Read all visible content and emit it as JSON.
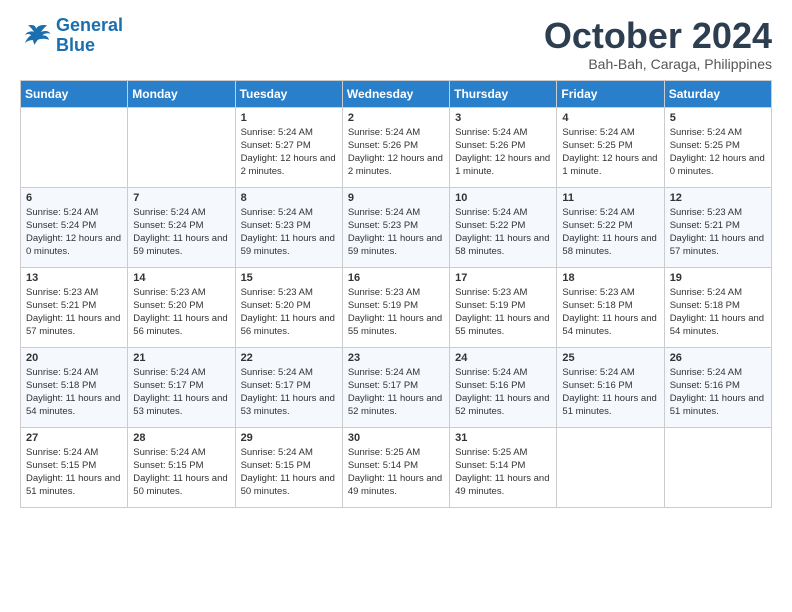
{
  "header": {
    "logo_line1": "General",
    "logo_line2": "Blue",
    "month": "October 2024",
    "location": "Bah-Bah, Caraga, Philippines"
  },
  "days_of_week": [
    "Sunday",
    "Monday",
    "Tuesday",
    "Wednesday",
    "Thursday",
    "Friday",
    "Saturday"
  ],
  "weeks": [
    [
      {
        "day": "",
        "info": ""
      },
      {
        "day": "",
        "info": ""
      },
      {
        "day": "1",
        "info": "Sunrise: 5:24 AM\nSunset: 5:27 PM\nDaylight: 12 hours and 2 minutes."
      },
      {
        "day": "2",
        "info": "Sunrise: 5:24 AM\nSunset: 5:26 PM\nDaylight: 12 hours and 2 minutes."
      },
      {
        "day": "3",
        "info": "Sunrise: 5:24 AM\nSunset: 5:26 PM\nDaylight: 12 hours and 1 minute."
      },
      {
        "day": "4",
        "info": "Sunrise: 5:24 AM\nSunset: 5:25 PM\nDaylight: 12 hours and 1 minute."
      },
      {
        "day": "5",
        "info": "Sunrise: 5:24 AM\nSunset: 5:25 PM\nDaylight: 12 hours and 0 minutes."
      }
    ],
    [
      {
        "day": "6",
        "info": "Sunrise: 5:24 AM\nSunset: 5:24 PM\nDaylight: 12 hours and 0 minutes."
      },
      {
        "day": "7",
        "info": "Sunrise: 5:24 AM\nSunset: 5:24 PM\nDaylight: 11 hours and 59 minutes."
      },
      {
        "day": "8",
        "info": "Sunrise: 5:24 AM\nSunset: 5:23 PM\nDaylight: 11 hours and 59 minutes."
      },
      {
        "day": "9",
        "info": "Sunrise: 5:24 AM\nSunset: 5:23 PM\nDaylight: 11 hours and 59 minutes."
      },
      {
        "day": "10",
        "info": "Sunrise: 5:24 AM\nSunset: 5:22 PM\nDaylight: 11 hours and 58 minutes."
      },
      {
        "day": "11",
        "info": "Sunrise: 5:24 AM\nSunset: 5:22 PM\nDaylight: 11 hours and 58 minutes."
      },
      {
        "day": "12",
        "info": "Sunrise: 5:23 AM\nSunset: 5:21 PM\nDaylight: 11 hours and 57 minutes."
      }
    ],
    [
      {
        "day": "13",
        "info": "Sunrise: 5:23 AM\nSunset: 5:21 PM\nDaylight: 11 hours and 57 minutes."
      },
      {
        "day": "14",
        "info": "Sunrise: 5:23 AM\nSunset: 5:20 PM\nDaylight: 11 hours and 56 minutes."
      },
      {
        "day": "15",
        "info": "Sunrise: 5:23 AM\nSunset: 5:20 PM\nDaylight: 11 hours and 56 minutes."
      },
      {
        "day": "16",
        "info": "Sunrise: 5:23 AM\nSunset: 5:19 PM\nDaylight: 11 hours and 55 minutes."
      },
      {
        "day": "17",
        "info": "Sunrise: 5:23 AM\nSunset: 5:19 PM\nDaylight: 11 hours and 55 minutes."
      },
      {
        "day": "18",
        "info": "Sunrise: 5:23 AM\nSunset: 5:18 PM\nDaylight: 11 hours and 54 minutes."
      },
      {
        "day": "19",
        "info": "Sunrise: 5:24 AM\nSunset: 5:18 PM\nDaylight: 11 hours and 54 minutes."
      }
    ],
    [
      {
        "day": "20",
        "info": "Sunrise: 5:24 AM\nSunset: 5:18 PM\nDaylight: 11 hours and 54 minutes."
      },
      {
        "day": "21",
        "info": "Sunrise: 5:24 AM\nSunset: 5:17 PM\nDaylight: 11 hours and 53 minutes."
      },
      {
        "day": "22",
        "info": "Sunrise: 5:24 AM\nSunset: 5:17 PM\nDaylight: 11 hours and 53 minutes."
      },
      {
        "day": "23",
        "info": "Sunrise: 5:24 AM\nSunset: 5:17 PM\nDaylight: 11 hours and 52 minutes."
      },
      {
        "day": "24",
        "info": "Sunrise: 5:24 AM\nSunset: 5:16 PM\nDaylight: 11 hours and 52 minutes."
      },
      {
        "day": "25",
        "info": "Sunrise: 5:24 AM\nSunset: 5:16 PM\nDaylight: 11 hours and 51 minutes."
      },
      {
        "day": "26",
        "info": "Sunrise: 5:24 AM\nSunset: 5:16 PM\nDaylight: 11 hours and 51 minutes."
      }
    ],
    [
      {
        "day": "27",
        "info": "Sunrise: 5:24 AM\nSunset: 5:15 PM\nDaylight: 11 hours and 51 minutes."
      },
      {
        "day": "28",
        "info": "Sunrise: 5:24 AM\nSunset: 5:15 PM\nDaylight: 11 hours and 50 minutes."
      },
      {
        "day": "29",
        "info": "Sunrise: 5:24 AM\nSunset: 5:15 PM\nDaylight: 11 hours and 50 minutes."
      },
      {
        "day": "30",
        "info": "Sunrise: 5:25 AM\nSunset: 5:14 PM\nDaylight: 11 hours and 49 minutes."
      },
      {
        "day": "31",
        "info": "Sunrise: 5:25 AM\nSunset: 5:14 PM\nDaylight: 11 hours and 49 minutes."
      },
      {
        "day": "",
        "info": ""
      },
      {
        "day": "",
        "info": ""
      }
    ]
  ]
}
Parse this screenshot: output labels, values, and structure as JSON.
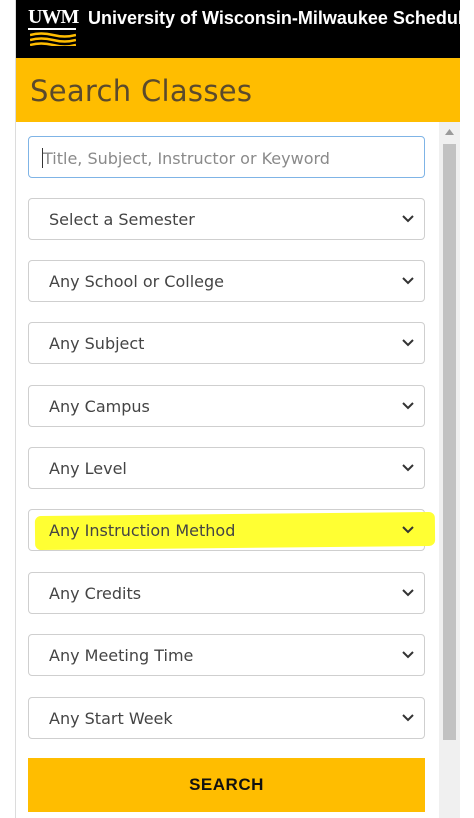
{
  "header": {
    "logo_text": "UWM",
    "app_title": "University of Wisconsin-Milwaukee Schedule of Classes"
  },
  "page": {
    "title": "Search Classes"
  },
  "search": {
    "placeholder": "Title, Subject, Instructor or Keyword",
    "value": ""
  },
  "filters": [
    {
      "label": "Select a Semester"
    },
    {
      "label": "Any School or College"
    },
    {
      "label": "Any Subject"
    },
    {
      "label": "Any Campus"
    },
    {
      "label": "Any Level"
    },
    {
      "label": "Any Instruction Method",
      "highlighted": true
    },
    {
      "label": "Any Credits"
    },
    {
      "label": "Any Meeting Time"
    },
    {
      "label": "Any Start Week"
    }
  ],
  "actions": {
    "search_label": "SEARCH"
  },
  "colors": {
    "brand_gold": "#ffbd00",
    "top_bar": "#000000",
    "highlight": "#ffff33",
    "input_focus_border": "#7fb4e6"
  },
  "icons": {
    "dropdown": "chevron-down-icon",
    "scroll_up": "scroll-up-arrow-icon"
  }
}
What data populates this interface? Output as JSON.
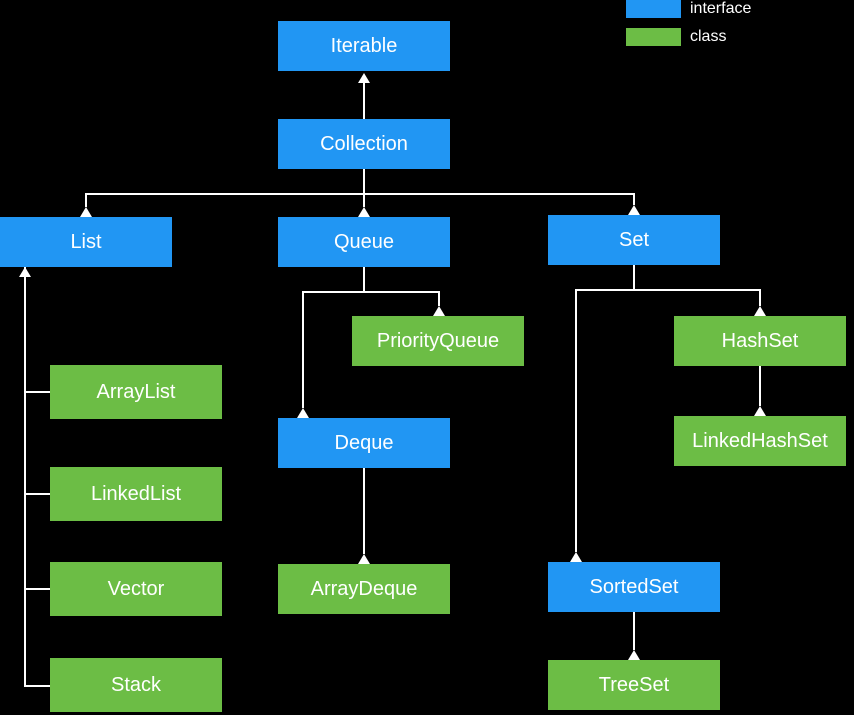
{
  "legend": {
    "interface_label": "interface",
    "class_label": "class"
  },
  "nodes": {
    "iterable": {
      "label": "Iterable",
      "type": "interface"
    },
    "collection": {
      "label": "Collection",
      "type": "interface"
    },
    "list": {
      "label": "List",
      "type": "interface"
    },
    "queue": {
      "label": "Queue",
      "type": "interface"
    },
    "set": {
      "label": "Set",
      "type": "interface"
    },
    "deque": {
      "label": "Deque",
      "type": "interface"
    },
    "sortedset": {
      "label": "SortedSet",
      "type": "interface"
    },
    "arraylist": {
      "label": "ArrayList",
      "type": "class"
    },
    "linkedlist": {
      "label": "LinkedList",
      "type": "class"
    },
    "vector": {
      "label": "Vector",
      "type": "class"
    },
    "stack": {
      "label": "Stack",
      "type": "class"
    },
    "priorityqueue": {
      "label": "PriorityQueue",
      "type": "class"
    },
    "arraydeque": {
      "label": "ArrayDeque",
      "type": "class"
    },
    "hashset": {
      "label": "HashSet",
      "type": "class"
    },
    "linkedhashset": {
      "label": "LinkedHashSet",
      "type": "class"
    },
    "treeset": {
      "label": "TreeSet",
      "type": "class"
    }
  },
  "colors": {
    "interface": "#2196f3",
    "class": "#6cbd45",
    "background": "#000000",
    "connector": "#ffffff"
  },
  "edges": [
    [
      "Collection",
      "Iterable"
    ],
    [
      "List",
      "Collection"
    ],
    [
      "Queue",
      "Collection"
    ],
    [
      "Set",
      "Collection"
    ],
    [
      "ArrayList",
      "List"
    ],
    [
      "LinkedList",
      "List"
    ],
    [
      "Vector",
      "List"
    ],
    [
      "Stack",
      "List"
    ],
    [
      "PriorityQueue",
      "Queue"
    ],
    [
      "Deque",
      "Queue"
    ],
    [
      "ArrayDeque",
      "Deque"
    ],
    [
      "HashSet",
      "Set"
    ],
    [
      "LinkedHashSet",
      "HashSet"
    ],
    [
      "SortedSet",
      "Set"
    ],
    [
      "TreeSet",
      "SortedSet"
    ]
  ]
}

Instructions to follow
Gather up every line from the listing above in which the word "this" occurs.

The completed task
Parse this screenshot: output labels, values, and structure as JSON.
What data populates this interface? Output as JSON.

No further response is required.